• Texte à lire
Titre original : Pocket Ninjas

Titre(s) alternatif(s) :Triple Dragon

Réalisateur(s) :Dave Eddy

Année : 1997

Nationalité : Etats-Unis

Durée : 1h20

Genre : Comédie ninja

Acteurs principaux :Robert Z'Dar, Gary Daniels, Mel Novak, Richard Rabago, Ron Hall, Tadashi Yamashita

Barracuda
NOTE
3.5/ 5

Dans une comédie familiale, il est toujours difficile de dire où s'arrête l'humour volontaire et où commence la nanardise. Dans Pocket Ninjas toutefois, il n'y a guère d'ambiguïté tant l'humour volontaire est bas de plafond et tant la nanardise atteint à l'inverse les plus hauts sommets. Avant de commencer cette chronique, un mot sur la société qui a produit le film, Cine Excel Entertainment. Ces gens sont des héros. A l'heure de la mondialisation où quelques grosses firmes américaines contrôlent l'industrie du cinéma, où le moindre naveton est bourré jusqu'à la gueule d'effets spéciaux numériques qui tuent, à l'heure où les blockbusters s'enchaînent toujours plus vite et gagnent en qualité, eux continuent à faire du gros nanar à l'ancienne, comme dans l'Italie des années 1980, marchant sur les traces des pionniers Bruno Mattei et Enzo G. Castellari en copiant avec le budget mensuel d'un bureau de poste albanais des super-productions comme SWAT, Matrix ou encore Van Helsing. J'avais déjà chroniqué un de leur film avec Future War... si tout leur catalogue est de ce calibre (et au vu des bandes-annonces il semble que le pire reste à venir), nous n'avons pas fini d'entendre parler de ces gens-là.


Les héros s'entraînent, et ça ne fait que commencer.

Pour le film qui nous intéresse aujourd'hui c'est "Les 3 ninjas" qui a été honteusement plagié et "Pocket Ninjas" nous raconte donc l'histoire de trois enfants que leur professeur de karaté embarque dans une aventure hautement débile.

• Consigne a
Recopiez intégralement la critique du film Pocket Ninjas, sans y apporter la moindre modification.

• Lignes extraites
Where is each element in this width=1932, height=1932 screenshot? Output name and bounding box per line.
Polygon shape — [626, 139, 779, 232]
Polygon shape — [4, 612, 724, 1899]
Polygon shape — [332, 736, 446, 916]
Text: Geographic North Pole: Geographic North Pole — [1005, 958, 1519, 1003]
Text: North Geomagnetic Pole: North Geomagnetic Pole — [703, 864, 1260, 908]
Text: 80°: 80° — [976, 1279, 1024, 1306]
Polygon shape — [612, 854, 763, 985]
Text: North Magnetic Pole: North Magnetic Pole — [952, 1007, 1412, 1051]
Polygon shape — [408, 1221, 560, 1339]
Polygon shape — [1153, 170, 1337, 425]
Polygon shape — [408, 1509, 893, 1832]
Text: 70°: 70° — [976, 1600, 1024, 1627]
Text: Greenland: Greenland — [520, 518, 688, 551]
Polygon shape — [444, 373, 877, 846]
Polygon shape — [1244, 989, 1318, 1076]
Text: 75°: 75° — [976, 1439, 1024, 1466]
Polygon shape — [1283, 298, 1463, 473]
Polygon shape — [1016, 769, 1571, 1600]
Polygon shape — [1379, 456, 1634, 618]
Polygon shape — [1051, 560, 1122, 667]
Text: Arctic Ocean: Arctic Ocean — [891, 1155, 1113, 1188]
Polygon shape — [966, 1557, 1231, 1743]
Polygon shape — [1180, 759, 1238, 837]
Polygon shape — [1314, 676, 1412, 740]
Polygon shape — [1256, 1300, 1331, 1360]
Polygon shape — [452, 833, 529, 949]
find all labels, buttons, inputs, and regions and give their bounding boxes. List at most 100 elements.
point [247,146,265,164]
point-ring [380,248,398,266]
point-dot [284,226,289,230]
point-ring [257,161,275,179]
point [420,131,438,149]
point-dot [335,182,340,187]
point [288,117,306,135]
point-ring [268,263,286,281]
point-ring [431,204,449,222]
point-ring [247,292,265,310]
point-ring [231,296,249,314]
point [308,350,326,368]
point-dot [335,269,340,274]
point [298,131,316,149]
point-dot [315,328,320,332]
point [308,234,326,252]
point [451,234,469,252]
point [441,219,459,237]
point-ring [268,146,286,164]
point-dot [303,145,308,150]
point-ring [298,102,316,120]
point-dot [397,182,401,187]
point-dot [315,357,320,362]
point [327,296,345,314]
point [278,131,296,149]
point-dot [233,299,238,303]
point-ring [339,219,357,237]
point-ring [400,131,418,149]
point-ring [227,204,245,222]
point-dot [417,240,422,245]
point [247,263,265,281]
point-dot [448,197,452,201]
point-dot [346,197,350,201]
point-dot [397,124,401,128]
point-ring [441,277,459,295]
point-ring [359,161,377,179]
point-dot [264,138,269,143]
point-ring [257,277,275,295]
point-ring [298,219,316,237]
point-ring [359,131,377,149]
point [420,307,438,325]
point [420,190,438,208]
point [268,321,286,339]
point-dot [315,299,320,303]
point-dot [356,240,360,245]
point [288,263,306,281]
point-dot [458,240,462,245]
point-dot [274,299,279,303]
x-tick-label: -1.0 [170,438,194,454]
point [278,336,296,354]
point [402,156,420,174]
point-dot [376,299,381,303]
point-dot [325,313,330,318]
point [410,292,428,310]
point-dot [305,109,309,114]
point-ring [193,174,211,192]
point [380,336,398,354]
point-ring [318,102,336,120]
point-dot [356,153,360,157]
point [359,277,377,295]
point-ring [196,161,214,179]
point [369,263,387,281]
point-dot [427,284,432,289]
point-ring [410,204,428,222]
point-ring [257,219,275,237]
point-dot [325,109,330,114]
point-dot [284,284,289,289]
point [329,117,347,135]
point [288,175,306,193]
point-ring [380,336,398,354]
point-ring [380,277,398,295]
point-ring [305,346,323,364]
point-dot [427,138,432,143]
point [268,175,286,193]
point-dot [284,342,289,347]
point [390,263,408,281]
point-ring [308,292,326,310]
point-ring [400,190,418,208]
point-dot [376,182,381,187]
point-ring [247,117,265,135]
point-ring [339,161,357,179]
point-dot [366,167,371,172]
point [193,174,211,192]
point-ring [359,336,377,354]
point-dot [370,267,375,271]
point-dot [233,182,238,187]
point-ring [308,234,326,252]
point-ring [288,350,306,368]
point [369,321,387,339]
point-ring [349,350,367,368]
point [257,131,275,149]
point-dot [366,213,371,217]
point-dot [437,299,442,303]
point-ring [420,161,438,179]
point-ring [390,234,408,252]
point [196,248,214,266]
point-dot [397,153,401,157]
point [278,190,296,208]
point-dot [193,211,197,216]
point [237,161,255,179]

• Consigne b
Reproduisez uniquement le passage des lignes extraites qui va du début jusqu'à la ligne contenant « Text: Geographic North » incluse, en y remplaçant « Polygon shape » par « Forme polygonale » et en laissant tout le reste inchangé.

• Résultat a
Titre original : Pocket Ninjas

Titre(s) alternatif(s) :Triple Dragon

Réalisateur(s) :Dave Eddy

Année : 1997

Nationalité : Etats-Unis

Durée : 1h20

Genre : Comédie ninja

Acteurs principaux :Robert Z'Dar, Gary Daniels, Mel Novak, Richard Rabago, Ron Hall, Tadashi Yamashita

Barracuda
NOTE
3.5/ 5

Dans une comédie familiale, il est toujours difficile de dire où s'arrête l'humour volontaire et où commence la nanardise. Dans Pocket Ninjas toutefois, il n'y a guère d'ambiguïté tant l'humour volontaire est bas de plafond et tant la nanardise atteint à l'inverse les plus hauts sommets. Avant de commencer cette chronique, un mot sur la société qui a produit le film, Cine Excel Entertainment. Ces gens sont des héros. A l'heure de la mondialisation où quelques grosses firmes américaines contrôlent l'industrie du cinéma, où le moindre naveton est bourré jusqu'à la gueule d'effets spéciaux numériques qui tuent, à l'heure où les blockbusters s'enchaînent toujours plus vite et gagnent en qualité, eux continuent à faire du gros nanar à l'ancienne, comme dans l'Italie des années 1980, marchant sur les traces des pionniers Bruno Mattei et Enzo G. Castellari en copiant avec le budget mensuel d'un bureau de poste albanais des super-productions comme SWAT, Matrix ou encore Van Helsing. J'avais déjà chroniqué un de leur film avec Future War... si tout leur catalogue est de ce calibre (et au vu des bandes-annonces il semble que le pire reste à venir), nous n'avons pas fini d'entendre parler de ces gens-là.


Les héros s'entraînent, et ça ne fait que commencer.

Pour le film qui nous intéresse aujourd'hui c'est "Les 3 ninjas" qui a été honteusement plagié et "Pocket Ninjas" nous raconte donc l'histoire de trois enfants que leur professeur de karaté embarque dans une aventure hautement débile.

• Résultat b
Where is each element in this width=1932, height=1932 screenshot? Output name and bounding box per line.
Forme polygonale — [626, 139, 779, 232]
Forme polygonale — [4, 612, 724, 1899]
Forme polygonale — [332, 736, 446, 916]
Text: Geographic North Pole: Geographic North Pole — [1005, 958, 1519, 1003]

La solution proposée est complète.